*EXERCISE*
All material below is to be reproduced exactly.
-*-*-
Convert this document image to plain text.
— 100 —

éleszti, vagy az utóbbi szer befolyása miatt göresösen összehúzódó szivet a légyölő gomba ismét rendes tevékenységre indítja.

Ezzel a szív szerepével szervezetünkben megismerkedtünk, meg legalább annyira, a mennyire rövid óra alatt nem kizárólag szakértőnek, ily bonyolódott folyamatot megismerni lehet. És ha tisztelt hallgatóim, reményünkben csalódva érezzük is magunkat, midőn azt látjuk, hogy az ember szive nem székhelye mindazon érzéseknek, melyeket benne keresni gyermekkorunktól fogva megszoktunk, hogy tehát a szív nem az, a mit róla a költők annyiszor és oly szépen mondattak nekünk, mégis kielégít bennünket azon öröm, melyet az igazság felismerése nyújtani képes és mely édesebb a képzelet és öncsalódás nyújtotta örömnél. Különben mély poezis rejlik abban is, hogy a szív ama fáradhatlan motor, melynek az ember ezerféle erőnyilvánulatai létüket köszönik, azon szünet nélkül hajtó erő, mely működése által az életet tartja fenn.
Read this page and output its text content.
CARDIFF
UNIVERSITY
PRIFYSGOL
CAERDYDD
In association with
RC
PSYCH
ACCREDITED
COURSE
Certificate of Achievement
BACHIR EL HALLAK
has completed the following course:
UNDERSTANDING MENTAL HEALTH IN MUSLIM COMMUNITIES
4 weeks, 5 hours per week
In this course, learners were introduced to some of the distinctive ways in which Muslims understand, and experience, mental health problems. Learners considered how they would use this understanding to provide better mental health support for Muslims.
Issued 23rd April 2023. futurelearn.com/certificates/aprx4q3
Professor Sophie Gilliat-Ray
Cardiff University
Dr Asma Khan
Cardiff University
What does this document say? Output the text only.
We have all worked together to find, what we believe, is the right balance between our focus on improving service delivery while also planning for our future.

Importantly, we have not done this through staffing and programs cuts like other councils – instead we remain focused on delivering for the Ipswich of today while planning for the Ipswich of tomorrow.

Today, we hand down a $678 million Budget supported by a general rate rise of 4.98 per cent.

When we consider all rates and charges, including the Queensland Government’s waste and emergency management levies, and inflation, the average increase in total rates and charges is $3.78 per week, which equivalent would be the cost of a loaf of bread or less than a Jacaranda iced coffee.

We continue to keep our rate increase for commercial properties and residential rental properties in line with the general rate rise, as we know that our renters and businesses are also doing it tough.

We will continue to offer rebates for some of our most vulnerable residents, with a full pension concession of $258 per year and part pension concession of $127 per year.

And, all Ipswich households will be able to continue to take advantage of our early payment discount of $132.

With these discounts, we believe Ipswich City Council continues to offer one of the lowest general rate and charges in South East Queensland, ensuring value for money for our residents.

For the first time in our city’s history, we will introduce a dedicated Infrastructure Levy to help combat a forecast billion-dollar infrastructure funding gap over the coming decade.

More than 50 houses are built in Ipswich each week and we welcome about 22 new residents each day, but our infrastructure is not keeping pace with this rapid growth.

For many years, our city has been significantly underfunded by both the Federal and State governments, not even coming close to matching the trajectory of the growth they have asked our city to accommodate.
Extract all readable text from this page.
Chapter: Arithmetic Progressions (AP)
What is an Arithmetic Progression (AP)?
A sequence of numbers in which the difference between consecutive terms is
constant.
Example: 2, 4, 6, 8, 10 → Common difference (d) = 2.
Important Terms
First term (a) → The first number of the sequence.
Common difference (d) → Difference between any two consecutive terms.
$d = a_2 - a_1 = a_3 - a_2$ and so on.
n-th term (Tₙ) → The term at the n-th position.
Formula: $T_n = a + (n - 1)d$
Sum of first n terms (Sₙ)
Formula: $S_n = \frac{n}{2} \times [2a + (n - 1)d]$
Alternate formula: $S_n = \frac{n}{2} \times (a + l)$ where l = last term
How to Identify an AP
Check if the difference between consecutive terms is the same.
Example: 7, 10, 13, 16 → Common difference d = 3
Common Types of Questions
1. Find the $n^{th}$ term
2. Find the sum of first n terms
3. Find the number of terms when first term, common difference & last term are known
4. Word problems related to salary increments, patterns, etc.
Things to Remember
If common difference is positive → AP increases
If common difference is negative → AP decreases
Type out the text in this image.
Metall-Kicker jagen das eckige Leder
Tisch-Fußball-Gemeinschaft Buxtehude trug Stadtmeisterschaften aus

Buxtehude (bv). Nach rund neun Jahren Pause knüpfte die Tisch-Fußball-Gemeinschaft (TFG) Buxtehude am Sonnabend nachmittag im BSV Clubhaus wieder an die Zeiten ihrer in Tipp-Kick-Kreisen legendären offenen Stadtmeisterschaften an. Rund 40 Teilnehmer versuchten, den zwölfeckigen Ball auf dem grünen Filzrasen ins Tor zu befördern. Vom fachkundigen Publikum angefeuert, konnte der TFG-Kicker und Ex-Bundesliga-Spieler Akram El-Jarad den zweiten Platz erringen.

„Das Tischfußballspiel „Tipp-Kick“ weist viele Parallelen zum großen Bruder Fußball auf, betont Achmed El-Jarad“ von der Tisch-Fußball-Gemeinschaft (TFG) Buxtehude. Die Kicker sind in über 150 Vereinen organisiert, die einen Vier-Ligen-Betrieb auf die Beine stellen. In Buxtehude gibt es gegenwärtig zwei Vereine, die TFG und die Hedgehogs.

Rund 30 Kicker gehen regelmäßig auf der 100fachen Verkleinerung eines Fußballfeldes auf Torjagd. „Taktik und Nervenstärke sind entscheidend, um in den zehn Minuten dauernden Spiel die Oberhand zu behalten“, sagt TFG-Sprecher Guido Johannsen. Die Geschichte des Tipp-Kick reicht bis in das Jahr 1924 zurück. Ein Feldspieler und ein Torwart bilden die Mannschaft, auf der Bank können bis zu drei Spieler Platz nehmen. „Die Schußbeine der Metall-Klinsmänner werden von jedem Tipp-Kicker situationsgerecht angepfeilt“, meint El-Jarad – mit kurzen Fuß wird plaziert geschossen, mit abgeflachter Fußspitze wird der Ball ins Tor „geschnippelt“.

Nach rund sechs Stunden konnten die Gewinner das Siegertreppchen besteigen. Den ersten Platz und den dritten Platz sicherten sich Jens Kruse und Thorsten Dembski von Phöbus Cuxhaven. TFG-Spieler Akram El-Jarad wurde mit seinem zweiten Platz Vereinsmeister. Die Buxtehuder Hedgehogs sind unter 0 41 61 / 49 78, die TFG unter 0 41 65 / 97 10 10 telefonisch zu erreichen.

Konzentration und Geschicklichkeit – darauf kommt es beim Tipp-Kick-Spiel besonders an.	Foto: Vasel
-*-*-
*SOLUTION TO THIS EXERCISE*
Convert this document image to plain text.
— 100 —

éleszti, vagy az utóbbi szer befolyása miatt göresösen összehúzódó szivet a légyölő gomba ismét rendes tevékenységre indítja.

Ezzel a szív szerepével szervezetünkben megismerkedtünk, meg legalább annyira, a mennyire rövid óra alatt nem kizárólag szakértőnek, ily bonyolódott folyamatot megismerni lehet. És ha tisztelt hallgatóim, reményünkben csalódva érezzük is magunkat, midőn azt látjuk, hogy az ember szive nem székhelye mindazon érzéseknek, melyeket benne keresni gyermekkorunktól fogva megszoktunk, hogy tehát a szív nem az, a mit róla a költők annyiszor és oly szépen mondattak nekünk, mégis kielégít bennünket azon öröm, melyet az igazság felismerése nyújtani képes és mely édesebb a képzelet és öncsalódás nyújtotta örömnél. Különben mély poezis rejlik abban is, hogy a szív ama fáradhatlan motor, melynek az ember ezerféle erőnyilvánulatai létüket köszönik, azon szünet nélkül hajtó erő, mely működése által az életet tartja fenn.
Read this page and output its text content.
CARDIFF
UNIVERSITY
PRIFYSGOL
CAERDYDD
In association with
RC
PSYCH
ACCREDITED
COURSE
Certificate of Achievement
BACHIR EL HALLAK
has completed the following course:
UNDERSTANDING MENTAL HEALTH IN MUSLIM COMMUNITIES
4 weeks, 5 hours per week
In this course, learners were introduced to some of the distinctive ways in which Muslims understand, and experience, mental health problems. Learners considered how they would use this understanding to provide better mental health support for Muslims.
Issued 23rd April 2023. futurelearn.com/certificates/aprx4q3
Professor Sophie Gilliat-Ray
Cardiff University
Dr Asma Khan
Cardiff University
What does this document say? Output the text only.
We have all worked together to find, what we believe, is the right balance between our focus on improving service delivery while also planning for our future.

Importantly, we have not done this through staffing and programs cuts like other councils – instead we remain focused on delivering for the Ipswich of today while planning for the Ipswich of tomorrow.

Today, we hand down a $678 million Budget supported by a general rate rise of 4.98 per cent.

When we consider all rates and charges, including the Queensland Government’s waste and emergency management levies, and inflation, the average increase in total rates and charges is $3.78 per week, which equivalent would be the cost of a loaf of bread or less than a Jacaranda iced coffee.

We continue to keep our rate increase for commercial properties and residential rental properties in line with the general rate rise, as we know that our renters and businesses are also doing it tough.

We will continue to offer rebates for some of our most vulnerable residents, with a full pension concession of $258 per year and part pension concession of $127 per year.

And, all Ipswich households will be able to continue to take advantage of our early payment discount of $132.

With these discounts, we believe Ipswich City Council continues to offer one of the lowest general rate and charges in South East Queensland, ensuring value for money for our residents.

For the first time in our city’s history, we will introduce a dedicated Infrastructure Levy to help combat a forecast billion-dollar infrastructure funding gap over the coming decade.

More than 50 houses are built in Ipswich each week and we welcome about 22 new residents each day, but our infrastructure is not keeping pace with this rapid growth.

For many years, our city has been significantly underfunded by both the Federal and State governments, not even coming close to matching the trajectory of the growth they have asked our city to accommodate.
Extract all readable text from this page.
Chapter: Arithmetic Progressions (AP)
What is an Arithmetic Progression (AP)?
A sequence of numbers in which the difference between consecutive terms is
constant.
Example: 2, 4, 6, 8, 10 → Common difference (d) = 2.
Important Terms
First term (a) → The first number of the sequence.
Common difference (d) → Difference between any two consecutive terms.
$d = a_2 - a_1 = a_3 - a_2$ and so on.
n-th term (Tₙ) → The term at the n-th position.
Formula: $T_n = a + (n - 1)d$
Sum of first n terms (Sₙ)
Formula: $S_n = \frac{n}{2} \times [2a + (n - 1)d]$
Alternate formula: $S_n = \frac{n}{2} \times (a + l)$ where l = last term
How to Identify an AP
Check if the difference between consecutive terms is the same.
Example: 7, 10, 13, 16 → Common difference d = 3
Common Types of Questions
1. Find the $n^{th}$ term
2. Find the sum of first n terms
3. Find the number of terms when first term, common difference & last term are known
4. Word problems related to salary increments, patterns, etc.
Things to Remember
If common difference is positive → AP increases
If common difference is negative → AP decreases
Type out the text in this image.
Metall-Kicker jagen das eckige Leder
Tisch-Fußball-Gemeinschaft Buxtehude trug Stadtmeisterschaften aus

Buxtehude (bv). Nach rund neun Jahren Pause knüpfte die Tisch-Fußball-Gemeinschaft (TFG) Buxtehude am Sonnabend nachmittag im BSV Clubhaus wieder an die Zeiten ihrer in Tipp-Kick-Kreisen legendären offenen Stadtmeisterschaften an. Rund 40 Teilnehmer versuchten, den zwölfeckigen Ball auf dem grünen Filzrasen ins Tor zu befördern. Vom fachkundigen Publikum angefeuert, konnte der TFG-Kicker und Ex-Bundesliga-Spieler Akram El-Jarad den zweiten Platz erringen.

„Das Tischfußballspiel „Tipp-Kick“ weist viele Parallelen zum großen Bruder Fußball auf, betont Achmed El-Jarad“ von der Tisch-Fußball-Gemeinschaft (TFG) Buxtehude. Die Kicker sind in über 150 Vereinen organisiert, die einen Vier-Ligen-Betrieb auf die Beine stellen. In Buxtehude gibt es gegenwärtig zwei Vereine, die TFG und die Hedgehogs.

Rund 30 Kicker gehen regelmäßig auf der 100fachen Verkleinerung eines Fußballfeldes auf Torjagd. „Taktik und Nervenstärke sind entscheidend, um in den zehn Minuten dauernden Spiel die Oberhand zu behalten“, sagt TFG-Sprecher Guido Johannsen. Die Geschichte des Tipp-Kick reicht bis in das Jahr 1924 zurück. Ein Feldspieler und ein Torwart bilden die Mannschaft, auf der Bank können bis zu drei Spieler Platz nehmen. „Die Schußbeine der Metall-Klinsmänner werden von jedem Tipp-Kicker situationsgerecht angepfeilt“, meint El-Jarad – mit kurzen Fuß wird plaziert geschossen, mit abgeflachter Fußspitze wird der Ball ins Tor „geschnippelt“.

Nach rund sechs Stunden konnten die Gewinner das Siegertreppchen besteigen. Den ersten Platz und den dritten Platz sicherten sich Jens Kruse und Thorsten Dembski von Phöbus Cuxhaven. TFG-Spieler Akram El-Jarad wurde mit seinem zweiten Platz Vereinsmeister. Die Buxtehuder Hedgehogs sind unter 0 41 61 / 49 78, die TFG unter 0 41 65 / 97 10 10 telefonisch zu erreichen.

Konzentration und Geschicklichkeit – darauf kommt es beim Tipp-Kick-Spiel besonders an.	Foto: Vasel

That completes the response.